++++ Materials provided
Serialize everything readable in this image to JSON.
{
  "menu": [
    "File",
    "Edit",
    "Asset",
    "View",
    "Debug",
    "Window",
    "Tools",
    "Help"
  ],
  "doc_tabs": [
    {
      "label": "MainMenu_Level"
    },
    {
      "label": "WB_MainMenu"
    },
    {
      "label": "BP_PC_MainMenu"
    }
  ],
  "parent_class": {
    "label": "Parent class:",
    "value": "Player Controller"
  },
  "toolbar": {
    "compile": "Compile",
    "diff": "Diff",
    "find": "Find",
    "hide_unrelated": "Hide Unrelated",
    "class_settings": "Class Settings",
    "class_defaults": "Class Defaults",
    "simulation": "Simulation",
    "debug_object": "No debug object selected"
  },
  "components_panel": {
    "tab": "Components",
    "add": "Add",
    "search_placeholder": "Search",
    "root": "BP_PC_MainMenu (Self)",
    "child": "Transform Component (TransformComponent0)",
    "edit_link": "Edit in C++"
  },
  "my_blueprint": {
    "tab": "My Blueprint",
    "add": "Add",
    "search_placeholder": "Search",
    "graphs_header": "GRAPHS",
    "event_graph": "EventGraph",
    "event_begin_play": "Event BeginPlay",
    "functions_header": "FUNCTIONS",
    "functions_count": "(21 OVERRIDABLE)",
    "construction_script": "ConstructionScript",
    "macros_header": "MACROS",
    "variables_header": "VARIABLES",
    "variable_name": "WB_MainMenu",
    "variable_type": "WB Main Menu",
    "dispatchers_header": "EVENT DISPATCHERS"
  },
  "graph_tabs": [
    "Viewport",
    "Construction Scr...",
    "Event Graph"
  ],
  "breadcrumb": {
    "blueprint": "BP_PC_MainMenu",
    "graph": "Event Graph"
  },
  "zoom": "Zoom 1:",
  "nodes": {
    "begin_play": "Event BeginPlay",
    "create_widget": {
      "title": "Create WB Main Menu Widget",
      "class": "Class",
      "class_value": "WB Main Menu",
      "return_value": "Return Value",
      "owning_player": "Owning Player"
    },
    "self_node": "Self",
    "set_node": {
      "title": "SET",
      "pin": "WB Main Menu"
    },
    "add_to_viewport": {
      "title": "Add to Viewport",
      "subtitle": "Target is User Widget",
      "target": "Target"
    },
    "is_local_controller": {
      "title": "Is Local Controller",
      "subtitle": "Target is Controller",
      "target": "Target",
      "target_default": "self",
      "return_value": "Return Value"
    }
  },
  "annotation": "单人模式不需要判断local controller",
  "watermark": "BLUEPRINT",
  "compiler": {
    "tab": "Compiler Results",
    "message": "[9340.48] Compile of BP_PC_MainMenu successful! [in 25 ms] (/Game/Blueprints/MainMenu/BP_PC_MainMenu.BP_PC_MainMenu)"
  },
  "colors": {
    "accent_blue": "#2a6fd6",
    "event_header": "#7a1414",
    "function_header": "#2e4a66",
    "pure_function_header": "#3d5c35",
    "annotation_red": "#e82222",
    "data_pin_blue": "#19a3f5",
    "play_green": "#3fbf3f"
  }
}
++++++++
> _Your objective_: Where does the word "Return" appear in the listing? List each line that holds it.

> _Answer to the task_:
      "return_value": "Return Value",
      "return_value": "Return Value"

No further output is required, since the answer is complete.